— begin MATERIAL —

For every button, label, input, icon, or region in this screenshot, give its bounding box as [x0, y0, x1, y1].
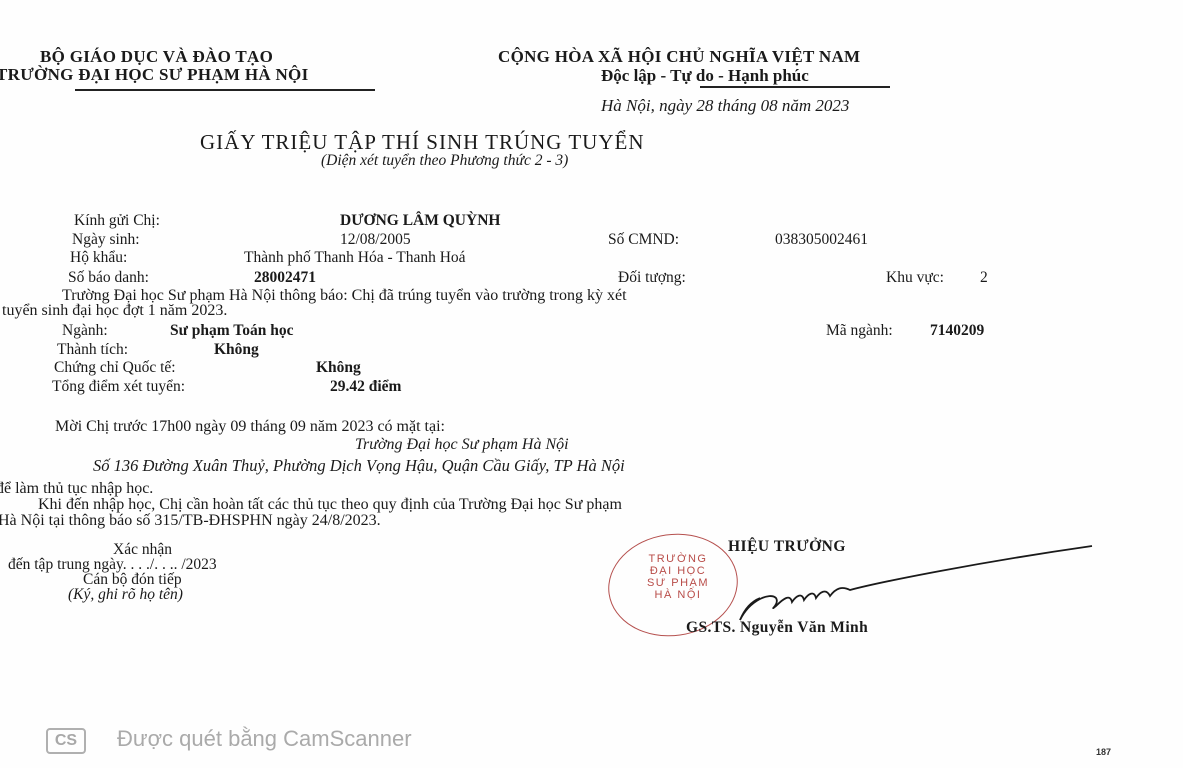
procedure-line-2: Hà Nội tại thông báo số 315/TB-ĐHSPHN ng…: [0, 512, 381, 530]
motto-underline: [700, 86, 890, 88]
id-value: 038305002461: [775, 231, 868, 249]
motto: Độc lập - Tự do - Hạnh phúc: [601, 66, 809, 86]
page-number: 187: [1096, 747, 1111, 757]
major-value: Sư phạm Toán học: [170, 322, 293, 340]
id-label: Số CMND:: [608, 231, 679, 249]
region-value: 2: [980, 269, 988, 287]
achievement-value: Không: [214, 341, 259, 359]
region-label: Khu vực:: [886, 269, 944, 287]
nation-name: CỘNG HÒA XÃ HỘI CHỦ NGHĨA VIỆT NAM: [498, 47, 860, 67]
residence-value: Thành phố Thanh Hóa - Thanh Hoá: [244, 249, 466, 267]
document-subtitle: (Diện xét tuyển theo Phương thức 2 - 3): [321, 152, 568, 170]
venue: Trường Đại học Sư phạm Hà Nội: [355, 436, 569, 454]
dob-value: 12/08/2005: [340, 231, 411, 249]
ministry-name: BỘ GIÁO DỤC VÀ ĐÀO TẠO: [40, 47, 273, 67]
school-name: TRƯỜNG ĐẠI HỌC SƯ PHẠM HÀ NỘI: [0, 65, 309, 85]
major-code-value: 7140209: [930, 322, 984, 340]
major-label: Ngành:: [62, 322, 108, 340]
signature-scribble: [680, 540, 1100, 630]
score-label: Tổng điểm xét tuyển:: [52, 378, 185, 396]
address: Số 136 Đường Xuân Thuỷ, Phường Dịch Vọng…: [93, 456, 625, 476]
dob-label: Ngày sinh:: [72, 231, 140, 249]
residence-label: Hộ khẩu:: [70, 249, 127, 267]
notice-line-2: tuyển sinh đại học đợt 1 năm 2023.: [2, 302, 227, 320]
camscanner-logo: CS: [46, 728, 86, 754]
candidate-name: DƯƠNG LÂM QUỲNH: [340, 212, 500, 230]
greeting-label: Kính gửi Chị:: [74, 212, 160, 230]
achievement-label: Thành tích:: [57, 341, 128, 359]
confirm-line-4: (Ký, ghi rõ họ tên): [68, 586, 183, 604]
principal-name: GS.TS. Nguyễn Văn Minh: [686, 619, 868, 637]
sbd-value: 28002471: [254, 269, 316, 287]
place-date: Hà Nội, ngày 28 tháng 08 năm 2023: [601, 96, 849, 116]
certificate-label: Chứng chỉ Quốc tế:: [54, 359, 176, 377]
invitation-line: Mời Chị trước 17h00 ngày 09 tháng 09 năm…: [55, 418, 445, 436]
school-underline: [75, 89, 375, 91]
score-value: 29.42 điểm: [330, 378, 401, 396]
sbd-label: Số báo danh:: [68, 269, 149, 287]
major-code-label: Mã ngành:: [826, 322, 893, 340]
camscanner-watermark: Được quét bằng CamScanner: [117, 726, 412, 752]
target-label: Đối tượng:: [618, 269, 686, 287]
certificate-value: Không: [316, 359, 361, 377]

— end MATERIAL —

**STATED PROBLEM:** Reproduce word for word the lines of the items, from the line containing "procedure-line-2: Hà Nội" up to and including the line containing "dob-label: Ngày sinh:: [72, 231, 140, 249]".

**FINISHED EXERCISE:**
procedure-line-2: Hà Nội tại thông báo số 315/TB-ĐHSPHN ng…: [0, 512, 381, 530]
motto-underline: [700, 86, 890, 88]
id-value: 038305002461: [775, 231, 868, 249]
motto: Độc lập - Tự do - Hạnh phúc: [601, 66, 809, 86]
page-number: 187: [1096, 747, 1111, 757]
major-value: Sư phạm Toán học: [170, 322, 293, 340]
id-label: Số CMND:: [608, 231, 679, 249]
region-value: 2: [980, 269, 988, 287]
achievement-value: Không: [214, 341, 259, 359]
region-label: Khu vực:: [886, 269, 944, 287]
nation-name: CỘNG HÒA XÃ HỘI CHỦ NGHĨA VIỆT NAM: [498, 47, 860, 67]
residence-value: Thành phố Thanh Hóa - Thanh Hoá: [244, 249, 466, 267]
document-subtitle: (Diện xét tuyển theo Phương thức 2 - 3): [321, 152, 568, 170]
venue: Trường Đại học Sư phạm Hà Nội: [355, 436, 569, 454]
dob-value: 12/08/2005: [340, 231, 411, 249]
ministry-name: BỘ GIÁO DỤC VÀ ĐÀO TẠO: [40, 47, 273, 67]
school-name: TRƯỜNG ĐẠI HỌC SƯ PHẠM HÀ NỘI: [0, 65, 309, 85]
major-code-value: 7140209: [930, 322, 984, 340]
major-label: Ngành:: [62, 322, 108, 340]
signature-scribble: [680, 540, 1100, 630]
score-label: Tổng điểm xét tuyển:: [52, 378, 185, 396]
address: Số 136 Đường Xuân Thuỷ, Phường Dịch Vọng…: [93, 456, 625, 476]
dob-label: Ngày sinh:: [72, 231, 140, 249]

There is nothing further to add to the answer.